• DATA EXCERPTS:
* Start *

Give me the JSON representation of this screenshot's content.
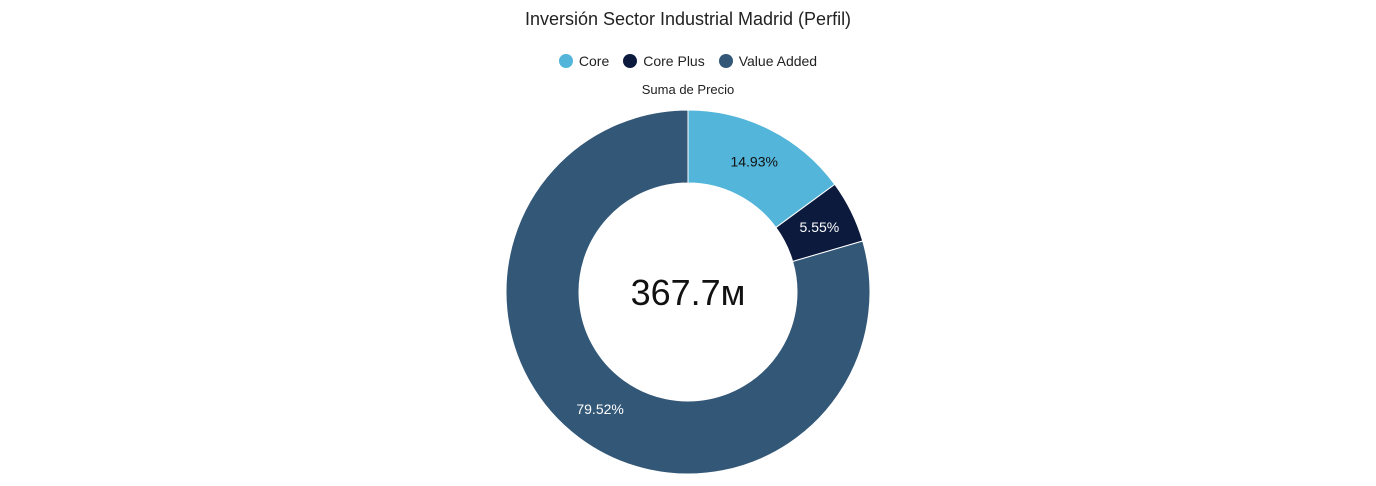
{
  "chart_data": {
    "type": "pie",
    "title": "Inversión Sector Industrial Madrid (Perfil)",
    "subtitle": "Suma de Precio",
    "center_label": "367.7м",
    "legend_position": "top",
    "categories": [
      "Core",
      "Core Plus",
      "Value Added"
    ],
    "values": [
      14.93,
      5.55,
      79.52
    ],
    "labels": [
      "14.93%",
      "5.55%",
      "79.52%"
    ],
    "colors": [
      "#52b5d9",
      "#0b1a3d",
      "#335777"
    ],
    "label_colors": [
      "#111111",
      "#ffffff",
      "#ffffff"
    ]
  }
}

* End *

• PROBLEM TO SOLVE: Leave out the pictures and transcribe everything else exactly.

• OUTPUT FOR THIS EXERCISE:
Give me the JSON representation of this screenshot's content.
{
  "chart_data": {
    "type": "pie",
    "title": "Inversión Sector Industrial Madrid (Perfil)",
    "subtitle": "Suma de Precio",
    "center_label": "367.7м",
    "legend_position": "top",
    "categories": [
      "Core",
      "Core Plus",
      "Value Added"
    ],
    "values": [
      14.93,
      5.55,
      79.52
    ],
    "labels": [
      "14.93%",
      "5.55%",
      "79.52%"
    ],
    "colors": [
      "#52b5d9",
      "#0b1a3d",
      "#335777"
    ],
    "label_colors": [
      "#111111",
      "#ffffff",
      "#ffffff"
    ]
  }
}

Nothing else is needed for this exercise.